(Figure contents as structured data)

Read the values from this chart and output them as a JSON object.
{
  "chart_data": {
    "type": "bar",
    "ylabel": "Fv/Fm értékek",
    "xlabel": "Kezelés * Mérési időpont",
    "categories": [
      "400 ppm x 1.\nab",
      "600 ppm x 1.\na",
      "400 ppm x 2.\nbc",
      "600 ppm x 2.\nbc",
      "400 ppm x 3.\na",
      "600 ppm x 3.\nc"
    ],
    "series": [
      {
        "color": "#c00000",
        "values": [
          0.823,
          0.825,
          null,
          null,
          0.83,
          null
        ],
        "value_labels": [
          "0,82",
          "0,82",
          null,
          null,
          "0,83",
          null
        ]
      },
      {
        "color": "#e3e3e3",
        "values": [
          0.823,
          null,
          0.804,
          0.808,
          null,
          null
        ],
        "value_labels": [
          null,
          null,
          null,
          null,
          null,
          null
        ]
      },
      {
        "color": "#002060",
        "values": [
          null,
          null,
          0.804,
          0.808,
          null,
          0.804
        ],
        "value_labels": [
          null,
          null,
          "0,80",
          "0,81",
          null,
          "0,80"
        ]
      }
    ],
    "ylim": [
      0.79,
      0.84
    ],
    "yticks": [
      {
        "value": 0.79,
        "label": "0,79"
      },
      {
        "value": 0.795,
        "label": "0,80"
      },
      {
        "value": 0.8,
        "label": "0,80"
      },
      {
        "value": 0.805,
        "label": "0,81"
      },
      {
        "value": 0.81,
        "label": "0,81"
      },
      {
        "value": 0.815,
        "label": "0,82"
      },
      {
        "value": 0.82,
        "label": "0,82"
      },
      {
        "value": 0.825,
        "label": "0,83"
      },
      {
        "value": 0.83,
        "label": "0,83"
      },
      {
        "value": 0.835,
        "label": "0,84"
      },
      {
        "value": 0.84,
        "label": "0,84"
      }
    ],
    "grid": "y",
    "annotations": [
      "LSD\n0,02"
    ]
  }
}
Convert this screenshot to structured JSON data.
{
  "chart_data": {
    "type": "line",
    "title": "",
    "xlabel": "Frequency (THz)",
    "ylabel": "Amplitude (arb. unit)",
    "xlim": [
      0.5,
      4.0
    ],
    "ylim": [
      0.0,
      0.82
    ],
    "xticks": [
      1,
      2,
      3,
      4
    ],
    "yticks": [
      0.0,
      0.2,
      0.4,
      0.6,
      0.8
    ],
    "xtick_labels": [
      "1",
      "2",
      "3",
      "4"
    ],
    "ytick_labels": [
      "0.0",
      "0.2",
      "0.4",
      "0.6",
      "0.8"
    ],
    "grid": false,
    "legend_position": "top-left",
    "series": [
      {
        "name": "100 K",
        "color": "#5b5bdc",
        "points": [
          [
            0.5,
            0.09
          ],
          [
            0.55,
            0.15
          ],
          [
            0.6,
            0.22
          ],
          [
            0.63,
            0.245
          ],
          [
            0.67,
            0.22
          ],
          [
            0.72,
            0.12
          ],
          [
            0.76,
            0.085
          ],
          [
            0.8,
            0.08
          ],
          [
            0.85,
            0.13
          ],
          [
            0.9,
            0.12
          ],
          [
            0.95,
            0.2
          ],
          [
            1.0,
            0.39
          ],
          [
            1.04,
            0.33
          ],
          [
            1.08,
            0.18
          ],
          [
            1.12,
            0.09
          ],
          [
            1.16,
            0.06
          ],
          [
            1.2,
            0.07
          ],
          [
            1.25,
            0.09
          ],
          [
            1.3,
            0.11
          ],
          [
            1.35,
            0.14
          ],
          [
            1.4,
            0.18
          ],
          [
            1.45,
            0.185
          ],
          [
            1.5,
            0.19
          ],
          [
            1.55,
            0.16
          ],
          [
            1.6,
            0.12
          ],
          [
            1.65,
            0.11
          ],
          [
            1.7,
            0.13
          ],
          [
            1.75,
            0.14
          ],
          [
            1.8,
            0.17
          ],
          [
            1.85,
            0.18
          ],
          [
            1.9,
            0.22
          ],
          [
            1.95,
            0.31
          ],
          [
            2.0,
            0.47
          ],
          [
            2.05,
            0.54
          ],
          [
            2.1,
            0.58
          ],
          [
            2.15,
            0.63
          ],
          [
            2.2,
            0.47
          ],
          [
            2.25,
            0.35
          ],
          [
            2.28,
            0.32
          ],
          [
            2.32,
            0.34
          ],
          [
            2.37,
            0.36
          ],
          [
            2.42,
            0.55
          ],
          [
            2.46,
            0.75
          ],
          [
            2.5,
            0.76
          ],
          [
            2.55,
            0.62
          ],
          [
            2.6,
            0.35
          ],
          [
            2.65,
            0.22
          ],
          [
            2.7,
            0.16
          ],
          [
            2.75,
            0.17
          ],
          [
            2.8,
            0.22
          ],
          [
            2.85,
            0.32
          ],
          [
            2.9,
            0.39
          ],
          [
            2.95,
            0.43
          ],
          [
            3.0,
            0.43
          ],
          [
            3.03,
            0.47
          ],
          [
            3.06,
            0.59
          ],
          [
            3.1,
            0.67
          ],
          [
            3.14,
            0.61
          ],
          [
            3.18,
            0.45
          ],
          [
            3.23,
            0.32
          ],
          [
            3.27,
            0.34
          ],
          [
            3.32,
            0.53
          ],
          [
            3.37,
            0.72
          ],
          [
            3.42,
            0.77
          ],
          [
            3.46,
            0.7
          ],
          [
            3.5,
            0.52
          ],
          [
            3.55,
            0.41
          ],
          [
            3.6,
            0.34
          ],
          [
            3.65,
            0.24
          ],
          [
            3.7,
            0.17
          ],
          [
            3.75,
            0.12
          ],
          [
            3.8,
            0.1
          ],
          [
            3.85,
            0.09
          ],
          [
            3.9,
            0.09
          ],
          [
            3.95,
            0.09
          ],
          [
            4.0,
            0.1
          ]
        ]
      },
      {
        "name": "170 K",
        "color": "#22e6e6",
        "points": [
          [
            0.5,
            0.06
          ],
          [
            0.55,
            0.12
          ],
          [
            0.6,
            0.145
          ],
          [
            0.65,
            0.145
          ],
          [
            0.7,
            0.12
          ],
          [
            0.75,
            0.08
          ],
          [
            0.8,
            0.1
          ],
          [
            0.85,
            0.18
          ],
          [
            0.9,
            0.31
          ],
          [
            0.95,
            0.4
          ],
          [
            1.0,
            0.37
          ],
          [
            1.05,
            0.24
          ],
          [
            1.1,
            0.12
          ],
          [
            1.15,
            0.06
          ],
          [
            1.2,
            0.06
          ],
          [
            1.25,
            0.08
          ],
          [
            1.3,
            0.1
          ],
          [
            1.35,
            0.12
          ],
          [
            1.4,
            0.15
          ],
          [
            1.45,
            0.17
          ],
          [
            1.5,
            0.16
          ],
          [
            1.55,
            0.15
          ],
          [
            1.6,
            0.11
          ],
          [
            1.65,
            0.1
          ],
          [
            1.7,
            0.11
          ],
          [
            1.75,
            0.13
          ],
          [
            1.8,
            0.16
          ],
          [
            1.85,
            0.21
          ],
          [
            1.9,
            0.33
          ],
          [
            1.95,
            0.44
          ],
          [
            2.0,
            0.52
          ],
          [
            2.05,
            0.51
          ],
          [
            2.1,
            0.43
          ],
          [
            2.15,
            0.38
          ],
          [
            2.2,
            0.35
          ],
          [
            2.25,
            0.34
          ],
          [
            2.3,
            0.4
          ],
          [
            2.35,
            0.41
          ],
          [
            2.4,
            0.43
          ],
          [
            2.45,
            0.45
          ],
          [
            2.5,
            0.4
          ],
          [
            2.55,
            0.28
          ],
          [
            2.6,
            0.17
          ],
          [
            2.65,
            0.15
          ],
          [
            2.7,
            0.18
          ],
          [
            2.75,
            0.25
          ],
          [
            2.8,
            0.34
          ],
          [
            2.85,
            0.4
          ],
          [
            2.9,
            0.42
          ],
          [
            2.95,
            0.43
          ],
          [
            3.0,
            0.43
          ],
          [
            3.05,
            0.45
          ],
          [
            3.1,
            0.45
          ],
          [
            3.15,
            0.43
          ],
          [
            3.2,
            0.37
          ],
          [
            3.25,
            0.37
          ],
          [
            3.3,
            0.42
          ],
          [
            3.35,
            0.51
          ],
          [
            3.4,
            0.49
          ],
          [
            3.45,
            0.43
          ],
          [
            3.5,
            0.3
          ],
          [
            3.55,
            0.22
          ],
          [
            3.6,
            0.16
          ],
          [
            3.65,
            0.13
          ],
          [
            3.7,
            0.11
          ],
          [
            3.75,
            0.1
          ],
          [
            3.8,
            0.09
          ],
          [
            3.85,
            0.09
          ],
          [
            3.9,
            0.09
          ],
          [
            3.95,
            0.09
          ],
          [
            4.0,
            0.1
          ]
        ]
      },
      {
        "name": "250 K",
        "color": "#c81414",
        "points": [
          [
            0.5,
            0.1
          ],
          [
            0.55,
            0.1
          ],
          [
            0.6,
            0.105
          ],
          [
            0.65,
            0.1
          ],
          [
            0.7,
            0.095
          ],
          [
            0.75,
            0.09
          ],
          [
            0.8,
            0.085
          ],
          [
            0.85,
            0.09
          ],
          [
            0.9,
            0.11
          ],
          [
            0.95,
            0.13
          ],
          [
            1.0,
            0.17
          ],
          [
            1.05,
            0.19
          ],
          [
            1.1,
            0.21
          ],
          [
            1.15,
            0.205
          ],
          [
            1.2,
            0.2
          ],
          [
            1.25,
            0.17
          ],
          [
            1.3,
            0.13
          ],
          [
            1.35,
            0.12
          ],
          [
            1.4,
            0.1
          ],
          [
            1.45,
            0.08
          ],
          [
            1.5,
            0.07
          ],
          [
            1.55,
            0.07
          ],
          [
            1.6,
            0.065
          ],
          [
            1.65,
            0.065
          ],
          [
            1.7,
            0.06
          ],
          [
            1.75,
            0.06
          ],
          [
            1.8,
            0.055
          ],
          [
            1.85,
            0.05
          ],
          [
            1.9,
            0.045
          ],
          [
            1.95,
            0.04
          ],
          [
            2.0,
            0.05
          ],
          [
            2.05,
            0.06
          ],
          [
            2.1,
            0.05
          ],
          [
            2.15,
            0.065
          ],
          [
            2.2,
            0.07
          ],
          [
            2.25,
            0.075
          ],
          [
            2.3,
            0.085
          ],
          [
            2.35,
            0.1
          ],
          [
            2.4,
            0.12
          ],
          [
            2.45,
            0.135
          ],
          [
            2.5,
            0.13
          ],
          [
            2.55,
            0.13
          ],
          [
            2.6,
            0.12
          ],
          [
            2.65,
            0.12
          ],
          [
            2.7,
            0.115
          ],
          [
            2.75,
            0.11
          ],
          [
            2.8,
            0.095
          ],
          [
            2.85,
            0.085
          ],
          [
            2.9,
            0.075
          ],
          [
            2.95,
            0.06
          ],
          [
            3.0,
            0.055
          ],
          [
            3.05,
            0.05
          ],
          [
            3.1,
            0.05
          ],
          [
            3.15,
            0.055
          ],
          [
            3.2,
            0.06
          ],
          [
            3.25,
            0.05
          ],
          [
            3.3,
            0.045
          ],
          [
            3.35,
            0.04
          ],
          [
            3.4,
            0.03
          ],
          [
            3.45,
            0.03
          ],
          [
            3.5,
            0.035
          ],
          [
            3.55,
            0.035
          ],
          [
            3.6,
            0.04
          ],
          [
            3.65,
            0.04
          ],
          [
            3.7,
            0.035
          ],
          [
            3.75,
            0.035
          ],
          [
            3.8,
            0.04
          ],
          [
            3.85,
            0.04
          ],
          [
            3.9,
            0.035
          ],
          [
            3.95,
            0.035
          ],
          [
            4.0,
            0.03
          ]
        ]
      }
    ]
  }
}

What the task requires:
Report all lines of the material that contain the word "color".

Answer for the task:
        "color": "#c00000",
        "color": "#e3e3e3",
        "color": "#002060",
        "color": "#5b5bdc",
        "color": "#22e6e6",
        "color": "#c81414",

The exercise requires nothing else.